• [CHALLENGE]: Reproduce all of the data below without alteration; exclude every picture.

Start of RECORDED INFORMATION

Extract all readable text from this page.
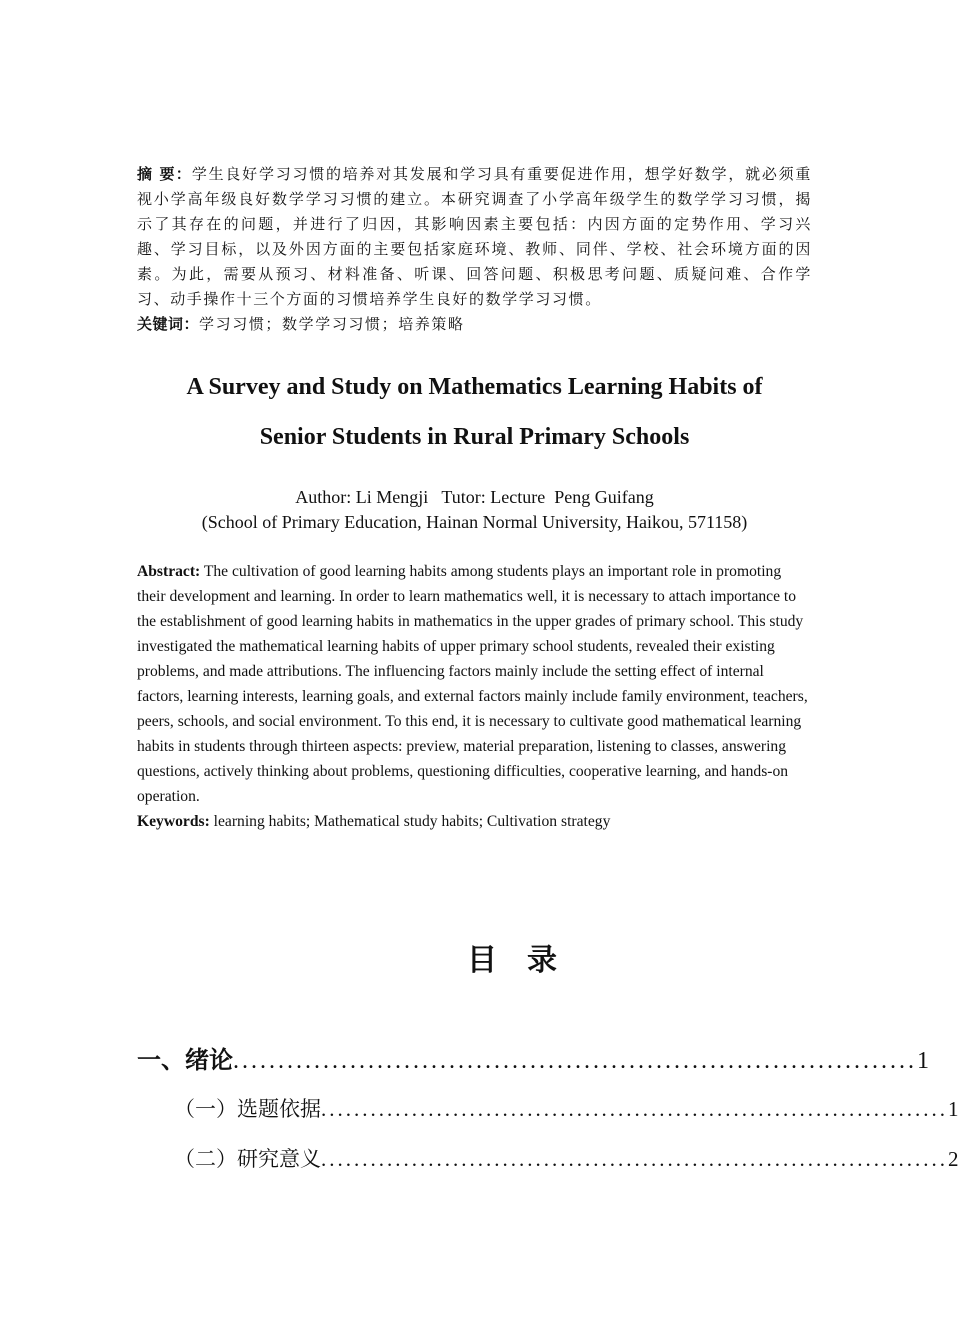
摘 要：学生良好学习习惯的培养对其发展和学习具有重要促进作用，想学好数学，就必须重视小学高年级良好数学学习习惯的建立。本研究调查了小学高年级学生的数学学习习惯，揭示了其存在的问题，并进行了归因，其影响因素主要包括：内因方面的定势作用、学习兴趣、学习目标，以及外因方面的主要包括家庭环境、教师、同伴、学校、社会环境方面的因素。为此，需要从预习、材料准备、听课、回答问题、积极思考问题、质疑问难、合作学习、动手操作十三个方面的习惯培养学生良好的数学学习习惯。
关键词：学习习惯；数学学习习惯；培养策略
A Survey and Study on Mathematics Learning Habits of
Senior Students in Rural Primary Schools
Author: Li Mengji   Tutor: Lecture  Peng Guifang
(School of Primary Education, Hainan Normal University, Haikou, 571158)
Abstract: The cultivation of good learning habits among students plays an important role in promoting their development and learning. In order to learn mathematics well, it is necessary to attach importance to the establishment of good learning habits in mathematics in the upper grades of primary school. This study investigated the mathematical learning habits of upper primary school students, revealed their existing problems, and made attributions. The influencing factors mainly include the setting effect of internal factors, learning interests, learning goals, and external factors mainly include family environment, teachers, peers, schools, and social environment. To this end, it is necessary to cultivate good mathematical learning habits in students through thirteen aspects: preview, material preparation, listening to classes, answering questions, actively thinking about problems, questioning difficulties, cooperative learning, and hands-on operation.
Keywords: learning habits; Mathematical study habits; Cultivation strategy
目录
一、绪论 ............................................................................ 1
（一）选题依据 ............................................................................ 1
（二）研究意义 ............................................................................ 2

End of RECORDED INFORMATION

• [FINAL ANSWER]:
Extract all readable text from this page.
摘 要：学生良好学习习惯的培养对其发展和学习具有重要促进作用，想学好数学，就必须重视小学高年级良好数学学习习惯的建立。本研究调查了小学高年级学生的数学学习习惯，揭示了其存在的问题，并进行了归因，其影响因素主要包括：内因方面的定势作用、学习兴趣、学习目标，以及外因方面的主要包括家庭环境、教师、同伴、学校、社会环境方面的因素。为此，需要从预习、材料准备、听课、回答问题、积极思考问题、质疑问难、合作学习、动手操作十三个方面的习惯培养学生良好的数学学习习惯。
关键词：学习习惯；数学学习习惯；培养策略
A Survey and Study on Mathematics Learning Habits of
Senior Students in Rural Primary Schools
Author: Li Mengji   Tutor: Lecture  Peng Guifang
(School of Primary Education, Hainan Normal University, Haikou, 571158)
Abstract: The cultivation of good learning habits among students plays an important role in promoting their development and learning. In order to learn mathematics well, it is necessary to attach importance to the establishment of good learning habits in mathematics in the upper grades of primary school. This study investigated the mathematical learning habits of upper primary school students, revealed their existing problems, and made attributions. The influencing factors mainly include the setting effect of internal factors, learning interests, learning goals, and external factors mainly include family environment, teachers, peers, schools, and social environment. To this end, it is necessary to cultivate good mathematical learning habits in students through thirteen aspects: preview, material preparation, listening to classes, answering questions, actively thinking about problems, questioning difficulties, cooperative learning, and hands-on operation.
Keywords: learning habits; Mathematical study habits; Cultivation strategy
目录
一、绪论 ............................................................................ 1
（一）选题依据 ............................................................................ 1
（二）研究意义 ............................................................................ 2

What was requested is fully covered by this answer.